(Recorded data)

--- BEGIN ---

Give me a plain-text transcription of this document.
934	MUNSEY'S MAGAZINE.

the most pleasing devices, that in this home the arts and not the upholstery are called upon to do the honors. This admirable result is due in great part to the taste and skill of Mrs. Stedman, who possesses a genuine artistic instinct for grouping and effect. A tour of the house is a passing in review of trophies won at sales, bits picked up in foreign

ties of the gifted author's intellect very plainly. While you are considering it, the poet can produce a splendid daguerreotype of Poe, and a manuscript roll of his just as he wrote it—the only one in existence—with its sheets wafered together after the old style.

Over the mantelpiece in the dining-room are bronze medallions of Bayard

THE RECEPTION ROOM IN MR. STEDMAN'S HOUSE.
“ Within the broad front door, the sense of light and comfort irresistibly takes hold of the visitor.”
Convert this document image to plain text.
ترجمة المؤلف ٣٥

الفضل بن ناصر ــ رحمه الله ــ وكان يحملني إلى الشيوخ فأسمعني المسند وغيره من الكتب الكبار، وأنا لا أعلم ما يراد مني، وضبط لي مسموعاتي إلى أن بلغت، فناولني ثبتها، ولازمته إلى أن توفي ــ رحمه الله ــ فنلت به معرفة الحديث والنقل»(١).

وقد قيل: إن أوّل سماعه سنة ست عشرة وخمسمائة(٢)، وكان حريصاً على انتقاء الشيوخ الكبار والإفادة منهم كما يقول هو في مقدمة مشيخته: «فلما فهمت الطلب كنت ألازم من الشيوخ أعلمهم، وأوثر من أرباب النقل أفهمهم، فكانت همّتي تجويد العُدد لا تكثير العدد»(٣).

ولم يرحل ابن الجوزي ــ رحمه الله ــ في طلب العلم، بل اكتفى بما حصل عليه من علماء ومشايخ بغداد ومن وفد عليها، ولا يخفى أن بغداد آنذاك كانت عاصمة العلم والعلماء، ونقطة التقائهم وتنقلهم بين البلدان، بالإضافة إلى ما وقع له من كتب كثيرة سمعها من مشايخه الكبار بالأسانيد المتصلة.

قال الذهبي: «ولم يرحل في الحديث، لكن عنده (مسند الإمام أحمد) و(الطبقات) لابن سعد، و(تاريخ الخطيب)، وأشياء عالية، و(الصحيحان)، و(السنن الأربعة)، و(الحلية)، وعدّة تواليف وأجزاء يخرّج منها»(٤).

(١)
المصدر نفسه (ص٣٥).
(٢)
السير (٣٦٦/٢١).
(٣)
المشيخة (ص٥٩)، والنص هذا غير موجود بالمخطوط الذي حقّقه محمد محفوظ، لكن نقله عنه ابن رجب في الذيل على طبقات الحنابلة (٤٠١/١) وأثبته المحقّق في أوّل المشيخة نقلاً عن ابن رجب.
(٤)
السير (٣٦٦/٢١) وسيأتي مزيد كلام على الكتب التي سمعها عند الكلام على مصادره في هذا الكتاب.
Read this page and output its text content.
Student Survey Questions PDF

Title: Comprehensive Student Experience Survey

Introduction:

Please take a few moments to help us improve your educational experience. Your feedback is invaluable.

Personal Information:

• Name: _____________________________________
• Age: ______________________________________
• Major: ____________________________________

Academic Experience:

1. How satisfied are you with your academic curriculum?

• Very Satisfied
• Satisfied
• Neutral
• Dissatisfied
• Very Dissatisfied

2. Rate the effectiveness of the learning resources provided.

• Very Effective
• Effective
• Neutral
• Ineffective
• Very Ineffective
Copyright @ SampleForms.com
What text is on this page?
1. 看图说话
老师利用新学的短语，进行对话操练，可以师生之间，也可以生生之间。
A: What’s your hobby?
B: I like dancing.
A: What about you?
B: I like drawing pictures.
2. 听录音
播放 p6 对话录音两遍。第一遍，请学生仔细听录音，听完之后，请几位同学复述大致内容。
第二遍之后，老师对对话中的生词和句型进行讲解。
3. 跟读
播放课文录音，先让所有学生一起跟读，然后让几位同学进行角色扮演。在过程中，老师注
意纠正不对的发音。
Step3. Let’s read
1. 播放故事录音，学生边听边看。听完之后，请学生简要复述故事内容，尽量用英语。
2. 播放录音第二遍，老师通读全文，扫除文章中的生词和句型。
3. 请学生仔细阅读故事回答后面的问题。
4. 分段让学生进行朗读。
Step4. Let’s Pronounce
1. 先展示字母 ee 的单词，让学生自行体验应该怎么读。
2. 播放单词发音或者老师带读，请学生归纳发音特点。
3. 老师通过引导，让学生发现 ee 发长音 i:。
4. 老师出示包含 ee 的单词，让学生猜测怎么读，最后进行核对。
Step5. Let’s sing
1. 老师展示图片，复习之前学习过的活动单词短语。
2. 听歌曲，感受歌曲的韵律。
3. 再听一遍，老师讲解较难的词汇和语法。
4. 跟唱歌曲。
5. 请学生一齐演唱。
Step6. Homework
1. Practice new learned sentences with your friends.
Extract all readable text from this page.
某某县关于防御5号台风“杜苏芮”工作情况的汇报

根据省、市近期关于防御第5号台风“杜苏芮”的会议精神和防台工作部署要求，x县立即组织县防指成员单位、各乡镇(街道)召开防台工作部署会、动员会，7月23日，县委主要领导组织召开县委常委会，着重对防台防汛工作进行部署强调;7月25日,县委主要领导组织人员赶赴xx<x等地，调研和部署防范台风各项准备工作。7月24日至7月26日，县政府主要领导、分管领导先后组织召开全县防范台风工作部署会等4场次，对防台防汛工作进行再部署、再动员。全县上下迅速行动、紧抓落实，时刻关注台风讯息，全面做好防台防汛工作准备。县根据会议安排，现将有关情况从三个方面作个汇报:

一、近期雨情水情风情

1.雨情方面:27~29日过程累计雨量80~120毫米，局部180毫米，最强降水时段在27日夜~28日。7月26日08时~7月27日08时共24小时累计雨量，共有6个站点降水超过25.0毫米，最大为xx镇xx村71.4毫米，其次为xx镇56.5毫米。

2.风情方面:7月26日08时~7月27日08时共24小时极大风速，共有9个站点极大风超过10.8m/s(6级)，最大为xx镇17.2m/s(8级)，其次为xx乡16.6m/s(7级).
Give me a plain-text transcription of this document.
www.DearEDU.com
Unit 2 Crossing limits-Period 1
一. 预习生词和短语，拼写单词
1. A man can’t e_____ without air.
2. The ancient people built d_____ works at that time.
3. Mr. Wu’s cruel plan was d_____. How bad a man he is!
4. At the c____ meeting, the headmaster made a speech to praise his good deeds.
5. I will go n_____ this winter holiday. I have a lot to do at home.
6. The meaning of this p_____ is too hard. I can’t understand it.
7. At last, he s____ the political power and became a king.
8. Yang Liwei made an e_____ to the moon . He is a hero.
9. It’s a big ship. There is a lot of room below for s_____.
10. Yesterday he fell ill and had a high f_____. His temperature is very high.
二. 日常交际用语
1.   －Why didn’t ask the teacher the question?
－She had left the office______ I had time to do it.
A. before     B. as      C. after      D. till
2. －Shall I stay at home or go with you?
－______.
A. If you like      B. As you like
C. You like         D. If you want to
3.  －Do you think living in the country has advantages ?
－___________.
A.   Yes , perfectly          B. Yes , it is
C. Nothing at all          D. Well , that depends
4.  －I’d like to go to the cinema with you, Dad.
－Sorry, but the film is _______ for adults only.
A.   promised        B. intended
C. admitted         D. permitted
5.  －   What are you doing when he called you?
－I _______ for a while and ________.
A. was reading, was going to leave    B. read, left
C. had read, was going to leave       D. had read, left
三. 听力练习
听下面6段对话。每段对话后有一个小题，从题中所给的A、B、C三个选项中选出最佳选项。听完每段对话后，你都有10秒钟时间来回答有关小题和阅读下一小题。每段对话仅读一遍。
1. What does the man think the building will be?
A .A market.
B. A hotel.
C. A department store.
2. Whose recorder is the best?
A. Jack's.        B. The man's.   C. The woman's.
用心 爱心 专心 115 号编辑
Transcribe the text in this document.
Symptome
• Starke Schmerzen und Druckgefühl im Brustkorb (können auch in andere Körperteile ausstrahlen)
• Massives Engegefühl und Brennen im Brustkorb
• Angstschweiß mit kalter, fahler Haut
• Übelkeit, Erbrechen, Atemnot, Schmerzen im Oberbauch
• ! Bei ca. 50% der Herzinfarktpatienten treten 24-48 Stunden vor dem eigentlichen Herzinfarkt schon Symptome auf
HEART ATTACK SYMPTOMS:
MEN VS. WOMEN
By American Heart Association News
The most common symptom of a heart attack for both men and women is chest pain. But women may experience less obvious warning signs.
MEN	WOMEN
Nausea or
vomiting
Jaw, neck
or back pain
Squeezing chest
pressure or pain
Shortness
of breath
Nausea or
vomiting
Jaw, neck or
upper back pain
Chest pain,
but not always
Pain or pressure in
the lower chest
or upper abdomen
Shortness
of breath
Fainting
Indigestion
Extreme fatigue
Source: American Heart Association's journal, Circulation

--- END ---

WHAT NEEDS TO BE DONE — Using the material above, work out how many lines contain the string "Symptome". Give that number alone.

SOLVED PROBLEM — 2